Entries provided.

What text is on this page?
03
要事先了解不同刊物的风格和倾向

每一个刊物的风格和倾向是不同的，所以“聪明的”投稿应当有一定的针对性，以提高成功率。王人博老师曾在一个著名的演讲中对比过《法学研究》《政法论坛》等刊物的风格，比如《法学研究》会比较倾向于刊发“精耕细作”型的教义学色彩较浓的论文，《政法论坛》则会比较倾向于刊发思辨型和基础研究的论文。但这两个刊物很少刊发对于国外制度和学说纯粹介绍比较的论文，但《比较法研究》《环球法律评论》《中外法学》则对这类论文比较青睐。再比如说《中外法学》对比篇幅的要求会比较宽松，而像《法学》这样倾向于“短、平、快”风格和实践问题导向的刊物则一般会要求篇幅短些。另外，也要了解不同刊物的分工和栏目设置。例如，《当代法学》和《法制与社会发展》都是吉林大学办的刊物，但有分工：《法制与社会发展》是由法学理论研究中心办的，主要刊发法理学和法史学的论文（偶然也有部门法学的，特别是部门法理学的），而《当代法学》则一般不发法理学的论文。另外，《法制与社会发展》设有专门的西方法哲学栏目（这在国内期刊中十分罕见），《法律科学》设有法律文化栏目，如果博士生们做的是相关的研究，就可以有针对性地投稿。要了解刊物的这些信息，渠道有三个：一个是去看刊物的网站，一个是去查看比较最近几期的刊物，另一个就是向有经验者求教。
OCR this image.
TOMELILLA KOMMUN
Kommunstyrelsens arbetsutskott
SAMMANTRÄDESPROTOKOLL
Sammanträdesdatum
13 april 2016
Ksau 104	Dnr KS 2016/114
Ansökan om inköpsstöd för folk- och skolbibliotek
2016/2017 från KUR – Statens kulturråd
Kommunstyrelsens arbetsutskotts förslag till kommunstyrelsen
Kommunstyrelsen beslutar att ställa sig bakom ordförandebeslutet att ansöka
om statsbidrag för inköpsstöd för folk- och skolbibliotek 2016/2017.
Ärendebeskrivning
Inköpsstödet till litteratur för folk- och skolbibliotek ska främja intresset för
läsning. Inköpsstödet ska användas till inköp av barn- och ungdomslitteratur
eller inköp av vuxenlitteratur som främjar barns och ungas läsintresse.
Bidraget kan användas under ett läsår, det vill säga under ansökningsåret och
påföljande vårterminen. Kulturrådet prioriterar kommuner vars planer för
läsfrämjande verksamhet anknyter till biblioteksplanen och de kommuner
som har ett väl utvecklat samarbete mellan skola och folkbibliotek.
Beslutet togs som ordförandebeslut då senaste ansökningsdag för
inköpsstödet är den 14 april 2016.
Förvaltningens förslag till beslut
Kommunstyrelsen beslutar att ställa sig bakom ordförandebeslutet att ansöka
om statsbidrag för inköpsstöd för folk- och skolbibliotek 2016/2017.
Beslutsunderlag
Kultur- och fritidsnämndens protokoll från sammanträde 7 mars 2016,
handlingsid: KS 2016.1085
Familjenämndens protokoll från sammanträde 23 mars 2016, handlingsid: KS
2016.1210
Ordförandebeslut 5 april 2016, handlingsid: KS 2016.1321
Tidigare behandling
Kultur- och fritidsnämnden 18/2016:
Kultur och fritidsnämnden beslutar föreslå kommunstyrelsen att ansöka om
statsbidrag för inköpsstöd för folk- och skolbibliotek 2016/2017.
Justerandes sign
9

Task statement. Give back all the records exactly as they stand.

Solution to this exercise.
What text is on this page?
03
要事先了解不同刊物的风格和倾向

每一个刊物的风格和倾向是不同的，所以“聪明的”投稿应当有一定的针对性，以提高成功率。王人博老师曾在一个著名的演讲中对比过《法学研究》《政法论坛》等刊物的风格，比如《法学研究》会比较倾向于刊发“精耕细作”型的教义学色彩较浓的论文，《政法论坛》则会比较倾向于刊发思辨型和基础研究的论文。但这两个刊物很少刊发对于国外制度和学说纯粹介绍比较的论文，但《比较法研究》《环球法律评论》《中外法学》则对这类论文比较青睐。再比如说《中外法学》对比篇幅的要求会比较宽松，而像《法学》这样倾向于“短、平、快”风格和实践问题导向的刊物则一般会要求篇幅短些。另外，也要了解不同刊物的分工和栏目设置。例如，《当代法学》和《法制与社会发展》都是吉林大学办的刊物，但有分工：《法制与社会发展》是由法学理论研究中心办的，主要刊发法理学和法史学的论文（偶然也有部门法学的，特别是部门法理学的），而《当代法学》则一般不发法理学的论文。另外，《法制与社会发展》设有专门的西方法哲学栏目（这在国内期刊中十分罕见），《法律科学》设有法律文化栏目，如果博士生们做的是相关的研究，就可以有针对性地投稿。要了解刊物的这些信息，渠道有三个：一个是去看刊物的网站，一个是去查看比较最近几期的刊物，另一个就是向有经验者求教。
OCR this image.
TOMELILLA KOMMUN
Kommunstyrelsens arbetsutskott
SAMMANTRÄDESPROTOKOLL
Sammanträdesdatum
13 april 2016
Ksau 104	Dnr KS 2016/114
Ansökan om inköpsstöd för folk- och skolbibliotek
2016/2017 från KUR – Statens kulturråd
Kommunstyrelsens arbetsutskotts förslag till kommunstyrelsen
Kommunstyrelsen beslutar att ställa sig bakom ordförandebeslutet att ansöka
om statsbidrag för inköpsstöd för folk- och skolbibliotek 2016/2017.
Ärendebeskrivning
Inköpsstödet till litteratur för folk- och skolbibliotek ska främja intresset för
läsning. Inköpsstödet ska användas till inköp av barn- och ungdomslitteratur
eller inköp av vuxenlitteratur som främjar barns och ungas läsintresse.
Bidraget kan användas under ett läsår, det vill säga under ansökningsåret och
påföljande vårterminen. Kulturrådet prioriterar kommuner vars planer för
läsfrämjande verksamhet anknyter till biblioteksplanen och de kommuner
som har ett väl utvecklat samarbete mellan skola och folkbibliotek.
Beslutet togs som ordförandebeslut då senaste ansökningsdag för
inköpsstödet är den 14 april 2016.
Förvaltningens förslag till beslut
Kommunstyrelsen beslutar att ställa sig bakom ordförandebeslutet att ansöka
om statsbidrag för inköpsstöd för folk- och skolbibliotek 2016/2017.
Beslutsunderlag
Kultur- och fritidsnämndens protokoll från sammanträde 7 mars 2016,
handlingsid: KS 2016.1085
Familjenämndens protokoll från sammanträde 23 mars 2016, handlingsid: KS
2016.1210
Ordförandebeslut 5 april 2016, handlingsid: KS 2016.1321
Tidigare behandling
Kultur- och fritidsnämnden 18/2016:
Kultur och fritidsnämnden beslutar föreslå kommunstyrelsen att ansöka om
statsbidrag för inköpsstöd för folk- och skolbibliotek 2016/2017.
Justerandes sign
9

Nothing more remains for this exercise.